** Written task **
Can you transcribe the data exactly? Leave the pictures out.

** Data to process **
>> BEGIN

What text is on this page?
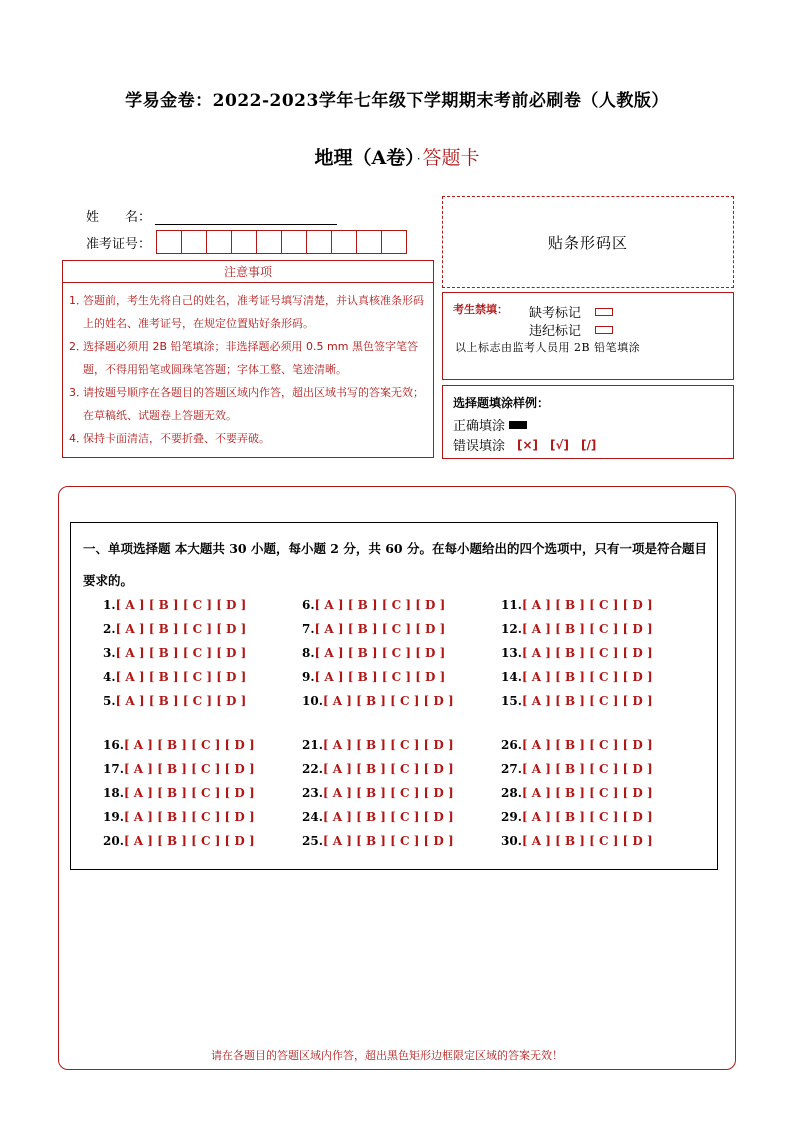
学易金卷：2022-2023学年七年级下学期期末考前必刷卷（人教版）
地理（A卷） · 答题卡
姓　　名：
准考证号：
注意事项
1．
答题前，考生先将自己的姓名，准考证号填写清楚，并认真核准条形码上的姓名、准考证号，在规定位置贴好条形码。
2．
选择题必须用 2B 铅笔填涂；非选择题必须用 0.5 mm 黑色签字笔答题，不得用铅笔或圆珠笔答题；字体工整、笔迹清晰。
3．
请按题号顺序在各题目的答题区域内作答，超出区域书写的答案无效；在草稿纸、试题卷上答题无效。
4．
保持卡面清洁，不要折叠、不要弄破。
贴条形码区
考生禁填： 缺考标记
违纪标记
以上标志由监考人员用 2B 铅笔填涂
选择题填涂样例：
正确填涂
错误填涂 [×] [√] [/]
一、单项选择题 本大题共 30 小题，每小题 2 分，共 60 分。在每小题给出的四个选项中，只有一项是符合题目要求的。
1.[ A ] [ B ] [ C ] [ D ]
2.[ A ] [ B ] [ C ] [ D ]
3.[ A ] [ B ] [ C ] [ D ]
4.[ A ] [ B ] [ C ] [ D ]
5.[ A ] [ B ] [ C ] [ D ]
6.[ A ] [ B ] [ C ] [ D ]
7.[ A ] [ B ] [ C ] [ D ]
8.[ A ] [ B ] [ C ] [ D ]
9.[ A ] [ B ] [ C ] [ D ]
10.[ A ] [ B ] [ C ] [ D ]
11.[ A ] [ B ] [ C ] [ D ]
12.[ A ] [ B ] [ C ] [ D ]
13.[ A ] [ B ] [ C ] [ D ]
14.[ A ] [ B ] [ C ] [ D ]
15.[ A ] [ B ] [ C ] [ D ]
16.[ A ] [ B ] [ C ] [ D ]
17.[ A ] [ B ] [ C ] [ D ]
18.[ A ] [ B ] [ C ] [ D ]
19.[ A ] [ B ] [ C ] [ D ]
20.[ A ] [ B ] [ C ] [ D ]
21.[ A ] [ B ] [ C ] [ D ]
22.[ A ] [ B ] [ C ] [ D ]
23.[ A ] [ B ] [ C ] [ D ]
24.[ A ] [ B ] [ C ] [ D ]
25.[ A ] [ B ] [ C ] [ D ]
26.[ A ] [ B ] [ C ] [ D ]
27.[ A ] [ B ] [ C ] [ D ]
28.[ A ] [ B ] [ C ] [ D ]
29.[ A ] [ B ] [ C ] [ D ]
30.[ A ] [ B ] [ C ] [ D ]
请在各题目的答题区域内作答，超出黑色矩形边框限定区域的答案无效！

>> END

** Solution to this problem **
What text is on this page?
学易金卷：2022-2023学年七年级下学期期末考前必刷卷（人教版）
地理（A卷） · 答题卡
姓　　名：
准考证号：
注意事项
1．
答题前，考生先将自己的姓名，准考证号填写清楚，并认真核准条形码上的姓名、准考证号，在规定位置贴好条形码。
2．
选择题必须用 2B 铅笔填涂；非选择题必须用 0.5 mm 黑色签字笔答题，不得用铅笔或圆珠笔答题；字体工整、笔迹清晰。
3．
请按题号顺序在各题目的答题区域内作答，超出区域书写的答案无效；在草稿纸、试题卷上答题无效。
4．
保持卡面清洁，不要折叠、不要弄破。
贴条形码区
考生禁填： 缺考标记
违纪标记
以上标志由监考人员用 2B 铅笔填涂
选择题填涂样例：
正确填涂
错误填涂 [×] [√] [/]
一、单项选择题 本大题共 30 小题，每小题 2 分，共 60 分。在每小题给出的四个选项中，只有一项是符合题目要求的。
1.[ A ] [ B ] [ C ] [ D ]
2.[ A ] [ B ] [ C ] [ D ]
3.[ A ] [ B ] [ C ] [ D ]
4.[ A ] [ B ] [ C ] [ D ]
5.[ A ] [ B ] [ C ] [ D ]
6.[ A ] [ B ] [ C ] [ D ]
7.[ A ] [ B ] [ C ] [ D ]
8.[ A ] [ B ] [ C ] [ D ]
9.[ A ] [ B ] [ C ] [ D ]
10.[ A ] [ B ] [ C ] [ D ]
11.[ A ] [ B ] [ C ] [ D ]
12.[ A ] [ B ] [ C ] [ D ]
13.[ A ] [ B ] [ C ] [ D ]
14.[ A ] [ B ] [ C ] [ D ]
15.[ A ] [ B ] [ C ] [ D ]
16.[ A ] [ B ] [ C ] [ D ]
17.[ A ] [ B ] [ C ] [ D ]
18.[ A ] [ B ] [ C ] [ D ]
19.[ A ] [ B ] [ C ] [ D ]
20.[ A ] [ B ] [ C ] [ D ]
21.[ A ] [ B ] [ C ] [ D ]
22.[ A ] [ B ] [ C ] [ D ]
23.[ A ] [ B ] [ C ] [ D ]
24.[ A ] [ B ] [ C ] [ D ]
25.[ A ] [ B ] [ C ] [ D ]
26.[ A ] [ B ] [ C ] [ D ]
27.[ A ] [ B ] [ C ] [ D ]
28.[ A ] [ B ] [ C ] [ D ]
29.[ A ] [ B ] [ C ] [ D ]
30.[ A ] [ B ] [ C ] [ D ]
请在各题目的答题区域内作答，超出黑色矩形边框限定区域的答案无效！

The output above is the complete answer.